▶ _Assignment_
Leaving nothing out, set down all the data exactly.

================

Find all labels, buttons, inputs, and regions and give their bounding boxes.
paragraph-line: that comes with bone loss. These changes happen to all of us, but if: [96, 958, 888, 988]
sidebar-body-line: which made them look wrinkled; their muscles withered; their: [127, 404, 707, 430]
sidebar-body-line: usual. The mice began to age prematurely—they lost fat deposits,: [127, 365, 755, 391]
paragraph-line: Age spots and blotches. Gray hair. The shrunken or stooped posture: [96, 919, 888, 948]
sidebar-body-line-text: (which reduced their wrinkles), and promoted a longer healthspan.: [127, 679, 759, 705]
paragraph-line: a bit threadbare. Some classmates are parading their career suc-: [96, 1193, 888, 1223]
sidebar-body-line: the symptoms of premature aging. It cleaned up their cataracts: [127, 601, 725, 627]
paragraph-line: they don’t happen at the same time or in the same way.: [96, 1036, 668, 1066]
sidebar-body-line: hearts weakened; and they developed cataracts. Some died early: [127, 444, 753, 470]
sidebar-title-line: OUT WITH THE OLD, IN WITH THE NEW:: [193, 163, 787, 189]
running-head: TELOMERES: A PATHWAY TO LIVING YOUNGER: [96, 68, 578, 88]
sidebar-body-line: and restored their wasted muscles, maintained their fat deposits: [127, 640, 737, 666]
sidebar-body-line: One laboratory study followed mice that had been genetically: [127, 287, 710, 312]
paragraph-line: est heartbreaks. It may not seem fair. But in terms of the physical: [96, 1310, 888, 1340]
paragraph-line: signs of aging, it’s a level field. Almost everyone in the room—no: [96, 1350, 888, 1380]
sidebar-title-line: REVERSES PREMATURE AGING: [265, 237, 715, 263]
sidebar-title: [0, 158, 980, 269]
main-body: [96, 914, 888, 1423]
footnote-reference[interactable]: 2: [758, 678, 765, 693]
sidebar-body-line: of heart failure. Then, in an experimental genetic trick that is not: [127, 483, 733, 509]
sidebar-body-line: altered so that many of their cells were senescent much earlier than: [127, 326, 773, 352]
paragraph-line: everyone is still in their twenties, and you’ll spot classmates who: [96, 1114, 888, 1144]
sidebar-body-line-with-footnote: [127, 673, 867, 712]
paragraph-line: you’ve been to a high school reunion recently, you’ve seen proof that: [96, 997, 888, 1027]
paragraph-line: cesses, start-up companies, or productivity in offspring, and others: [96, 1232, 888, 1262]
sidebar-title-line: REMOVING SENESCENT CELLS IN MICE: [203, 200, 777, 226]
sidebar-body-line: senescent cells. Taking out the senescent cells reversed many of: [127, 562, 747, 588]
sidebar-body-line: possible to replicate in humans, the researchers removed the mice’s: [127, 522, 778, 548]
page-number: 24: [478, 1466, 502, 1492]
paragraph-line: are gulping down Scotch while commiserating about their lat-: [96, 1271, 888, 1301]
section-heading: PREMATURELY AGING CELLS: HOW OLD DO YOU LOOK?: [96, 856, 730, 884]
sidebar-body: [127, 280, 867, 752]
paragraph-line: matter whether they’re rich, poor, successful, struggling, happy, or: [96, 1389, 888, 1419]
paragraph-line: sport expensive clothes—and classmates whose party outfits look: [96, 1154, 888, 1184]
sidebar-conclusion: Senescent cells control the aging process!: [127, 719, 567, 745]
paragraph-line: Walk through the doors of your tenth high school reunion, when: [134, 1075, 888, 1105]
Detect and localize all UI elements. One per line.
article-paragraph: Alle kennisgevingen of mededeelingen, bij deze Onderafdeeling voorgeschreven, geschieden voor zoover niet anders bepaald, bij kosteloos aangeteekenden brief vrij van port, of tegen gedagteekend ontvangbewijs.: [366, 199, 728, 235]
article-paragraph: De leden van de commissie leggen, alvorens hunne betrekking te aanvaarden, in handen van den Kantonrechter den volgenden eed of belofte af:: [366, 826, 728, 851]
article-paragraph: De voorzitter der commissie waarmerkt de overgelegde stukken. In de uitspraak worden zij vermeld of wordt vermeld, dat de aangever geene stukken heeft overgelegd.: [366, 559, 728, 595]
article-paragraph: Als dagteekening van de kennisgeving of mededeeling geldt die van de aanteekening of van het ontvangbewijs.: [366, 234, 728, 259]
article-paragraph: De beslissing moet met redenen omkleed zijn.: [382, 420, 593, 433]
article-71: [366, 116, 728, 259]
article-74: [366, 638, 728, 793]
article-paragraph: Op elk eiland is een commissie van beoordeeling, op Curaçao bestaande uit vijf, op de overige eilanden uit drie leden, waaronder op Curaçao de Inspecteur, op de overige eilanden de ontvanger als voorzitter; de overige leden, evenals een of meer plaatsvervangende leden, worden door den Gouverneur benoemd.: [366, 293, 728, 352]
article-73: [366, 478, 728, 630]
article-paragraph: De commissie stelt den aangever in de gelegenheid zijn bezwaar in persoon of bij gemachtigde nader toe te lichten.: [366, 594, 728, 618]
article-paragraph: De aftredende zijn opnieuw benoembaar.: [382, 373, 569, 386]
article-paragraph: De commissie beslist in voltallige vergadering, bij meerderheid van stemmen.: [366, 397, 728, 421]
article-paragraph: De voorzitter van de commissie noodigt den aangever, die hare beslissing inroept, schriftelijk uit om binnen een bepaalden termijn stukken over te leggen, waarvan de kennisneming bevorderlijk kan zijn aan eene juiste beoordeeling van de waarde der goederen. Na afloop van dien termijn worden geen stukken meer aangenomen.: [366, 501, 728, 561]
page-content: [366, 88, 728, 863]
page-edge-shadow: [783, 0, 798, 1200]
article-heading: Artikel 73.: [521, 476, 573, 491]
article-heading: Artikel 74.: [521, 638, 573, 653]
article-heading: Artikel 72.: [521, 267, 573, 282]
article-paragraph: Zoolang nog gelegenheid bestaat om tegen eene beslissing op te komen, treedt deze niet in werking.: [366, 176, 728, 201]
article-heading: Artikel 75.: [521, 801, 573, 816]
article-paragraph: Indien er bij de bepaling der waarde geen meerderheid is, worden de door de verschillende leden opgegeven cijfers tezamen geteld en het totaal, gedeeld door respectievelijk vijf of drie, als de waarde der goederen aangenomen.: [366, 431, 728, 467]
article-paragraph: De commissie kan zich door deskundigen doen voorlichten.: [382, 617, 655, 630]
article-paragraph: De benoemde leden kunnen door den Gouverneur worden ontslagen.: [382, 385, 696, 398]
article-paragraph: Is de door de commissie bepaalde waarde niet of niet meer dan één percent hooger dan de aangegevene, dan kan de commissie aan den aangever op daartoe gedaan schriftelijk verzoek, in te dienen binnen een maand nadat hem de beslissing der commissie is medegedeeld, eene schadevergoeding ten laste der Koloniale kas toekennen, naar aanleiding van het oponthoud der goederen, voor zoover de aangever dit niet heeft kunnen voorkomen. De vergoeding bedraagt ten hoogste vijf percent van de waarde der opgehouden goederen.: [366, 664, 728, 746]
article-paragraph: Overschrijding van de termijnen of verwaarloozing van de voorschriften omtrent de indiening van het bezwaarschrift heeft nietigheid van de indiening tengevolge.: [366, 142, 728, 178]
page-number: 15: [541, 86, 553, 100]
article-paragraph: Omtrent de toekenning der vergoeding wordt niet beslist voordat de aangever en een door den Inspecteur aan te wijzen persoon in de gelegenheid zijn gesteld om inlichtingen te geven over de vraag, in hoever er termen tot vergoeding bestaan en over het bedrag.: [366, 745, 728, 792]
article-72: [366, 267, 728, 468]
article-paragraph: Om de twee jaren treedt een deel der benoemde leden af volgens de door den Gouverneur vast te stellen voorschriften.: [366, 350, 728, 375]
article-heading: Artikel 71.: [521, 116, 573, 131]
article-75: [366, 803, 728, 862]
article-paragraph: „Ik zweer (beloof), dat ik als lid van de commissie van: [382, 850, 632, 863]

================

▶ _Task answer_
Find all labels, buttons, inputs, and regions and give their bounding boxes.
paragraph-line: that comes with bone loss. These changes happen to all of us, but if: [96, 958, 888, 988]
sidebar-body-line: which made them look wrinkled; their muscles withered; their: [127, 404, 707, 430]
sidebar-body-line: usual. The mice began to age prematurely—they lost fat deposits,: [127, 365, 755, 391]
paragraph-line: Age spots and blotches. Gray hair. The shrunken or stooped posture: [96, 919, 888, 948]
sidebar-body-line-text: (which reduced their wrinkles), and promoted a longer healthspan.: [127, 679, 759, 705]
paragraph-line: a bit threadbare. Some classmates are parading their career suc-: [96, 1193, 888, 1223]
sidebar-body-line: the symptoms of premature aging. It cleaned up their cataracts: [127, 601, 725, 627]
paragraph-line: they don’t happen at the same time or in the same way.: [96, 1036, 668, 1066]
sidebar-body-line: hearts weakened; and they developed cataracts. Some died early: [127, 444, 753, 470]
sidebar-title-line: OUT WITH THE OLD, IN WITH THE NEW:: [193, 163, 787, 189]
running-head: TELOMERES: A PATHWAY TO LIVING YOUNGER: [96, 68, 578, 88]
sidebar-body-line: and restored their wasted muscles, maintained their fat deposits: [127, 640, 737, 666]
sidebar-body-line: One laboratory study followed mice that had been genetically: [127, 287, 710, 312]
paragraph-line: est heartbreaks. It may not seem fair. But in terms of the physical: [96, 1310, 888, 1340]
paragraph-line: signs of aging, it’s a level field. Almost everyone in the room—no: [96, 1350, 888, 1380]
sidebar-title-line: REVERSES PREMATURE AGING: [265, 237, 715, 263]
sidebar-title: [0, 158, 980, 269]
main-body: [96, 914, 888, 1423]
footnote-reference[interactable]: 2: [758, 678, 765, 693]
sidebar-body-line: of heart failure. Then, in an experimental genetic trick that is not: [127, 483, 733, 509]
sidebar-body-line: altered so that many of their cells were senescent much earlier than: [127, 326, 773, 352]
paragraph-line: everyone is still in their twenties, and you’ll spot classmates who: [96, 1114, 888, 1144]
sidebar-body-line-with-footnote: [127, 673, 867, 712]
paragraph-line: you’ve been to a high school reunion recently, you’ve seen proof that: [96, 997, 888, 1027]
paragraph-line: cesses, start-up companies, or productivity in offspring, and others: [96, 1232, 888, 1262]
sidebar-title-line: REMOVING SENESCENT CELLS IN MICE: [203, 200, 777, 226]
sidebar-body-line: senescent cells. Taking out the senescent cells reversed many of: [127, 562, 747, 588]
sidebar-body-line: possible to replicate in humans, the researchers removed the mice’s: [127, 522, 778, 548]
page-number: 24: [478, 1466, 502, 1492]
paragraph-line: are gulping down Scotch while commiserating about their lat-: [96, 1271, 888, 1301]
section-heading: PREMATURELY AGING CELLS: HOW OLD DO YOU LOOK?: [96, 856, 730, 884]
sidebar-body: [127, 280, 867, 752]
paragraph-line: matter whether they’re rich, poor, successful, struggling, happy, or: [96, 1389, 888, 1419]
paragraph-line: sport expensive clothes—and classmates whose party outfits look: [96, 1154, 888, 1184]
sidebar-conclusion: Senescent cells control the aging process!: [127, 719, 567, 745]
paragraph-line: Walk through the doors of your tenth high school reunion, when: [134, 1075, 888, 1105]
Detect and localize all UI elements. One per line.
article-paragraph: Alle kennisgevingen of mededeelingen, bij deze Onderafdeeling voorgeschreven, geschieden voor zoover niet anders bepaald, bij kosteloos aangeteekenden brief vrij van port, of tegen gedagteekend ontvangbewijs.: [366, 199, 728, 235]
article-paragraph: De leden van de commissie leggen, alvorens hunne betrekking te aanvaarden, in handen van den Kantonrechter den volgenden eed of belofte af:: [366, 826, 728, 851]
article-paragraph: De voorzitter der commissie waarmerkt de overgelegde stukken. In de uitspraak worden zij vermeld of wordt vermeld, dat de aangever geene stukken heeft overgelegd.: [366, 559, 728, 595]
article-paragraph: Als dagteekening van de kennisgeving of mededeeling geldt die van de aanteekening of van het ontvangbewijs.: [366, 234, 728, 259]
article-paragraph: De beslissing moet met redenen omkleed zijn.: [382, 420, 593, 433]
article-71: [366, 116, 728, 259]
article-74: [366, 638, 728, 793]
article-paragraph: Op elk eiland is een commissie van beoordeeling, op Curaçao bestaande uit vijf, op de overige eilanden uit drie leden, waaronder op Curaçao de Inspecteur, op de overige eilanden de ontvanger als voorzitter; de overige leden, evenals een of meer plaatsvervangende leden, worden door den Gouverneur benoemd.: [366, 293, 728, 352]
article-73: [366, 478, 728, 630]
article-paragraph: De commissie stelt den aangever in de gelegenheid zijn bezwaar in persoon of bij gemachtigde nader toe te lichten.: [366, 594, 728, 618]
article-paragraph: De aftredende zijn opnieuw benoembaar.: [382, 373, 569, 386]
article-paragraph: De commissie beslist in voltallige vergadering, bij meerderheid van stemmen.: [366, 397, 728, 421]
article-paragraph: De voorzitter van de commissie noodigt den aangever, die hare beslissing inroept, schriftelijk uit om binnen een bepaalden termijn stukken over te leggen, waarvan de kennisneming bevorderlijk kan zijn aan eene juiste beoordeeling van de waarde der goederen. Na afloop van dien termijn worden geen stukken meer aangenomen.: [366, 501, 728, 561]
page-content: [366, 88, 728, 863]
page-edge-shadow: [783, 0, 798, 1200]
article-heading: Artikel 73.: [521, 476, 573, 491]
article-heading: Artikel 74.: [521, 638, 573, 653]
article-heading: Artikel 72.: [521, 267, 573, 282]
article-paragraph: Zoolang nog gelegenheid bestaat om tegen eene beslissing op te komen, treedt deze niet in werking.: [366, 176, 728, 201]
article-heading: Artikel 75.: [521, 801, 573, 816]
article-paragraph: Indien er bij de bepaling der waarde geen meerderheid is, worden de door de verschillende leden opgegeven cijfers tezamen geteld en het totaal, gedeeld door respectievelijk vijf of drie, als de waarde der goederen aangenomen.: [366, 431, 728, 467]
article-paragraph: De commissie kan zich door deskundigen doen voorlichten.: [382, 617, 655, 630]
article-paragraph: De benoemde leden kunnen door den Gouverneur worden ontslagen.: [382, 385, 696, 398]
article-paragraph: Is de door de commissie bepaalde waarde niet of niet meer dan één percent hooger dan de aangegevene, dan kan de commissie aan den aangever op daartoe gedaan schriftelijk verzoek, in te dienen binnen een maand nadat hem de beslissing der commissie is medegedeeld, eene schadevergoeding ten laste der Koloniale kas toekennen, naar aanleiding van het oponthoud der goederen, voor zoover de aangever dit niet heeft kunnen voorkomen. De vergoeding bedraagt ten hoogste vijf percent van de waarde der opgehouden goederen.: [366, 664, 728, 746]
article-paragraph: Overschrijding van de termijnen of verwaarloozing van de voorschriften omtrent de indiening van het bezwaarschrift heeft nietigheid van de indiening tengevolge.: [366, 142, 728, 178]
page-number: 15: [541, 86, 553, 100]
article-paragraph: Omtrent de toekenning der vergoeding wordt niet beslist voordat de aangever en een door den Inspecteur aan te wijzen persoon in de gelegenheid zijn gesteld om inlichtingen te geven over de vraag, in hoever er termen tot vergoeding bestaan en over het bedrag.: [366, 745, 728, 792]
article-72: [366, 267, 728, 468]
article-paragraph: Om de twee jaren treedt een deel der benoemde leden af volgens de door den Gouverneur vast te stellen voorschriften.: [366, 350, 728, 375]
article-heading: Artikel 71.: [521, 116, 573, 131]
article-75: [366, 803, 728, 862]
article-paragraph: „Ik zweer (beloof), dat ik als lid van de commissie van: [382, 850, 632, 863]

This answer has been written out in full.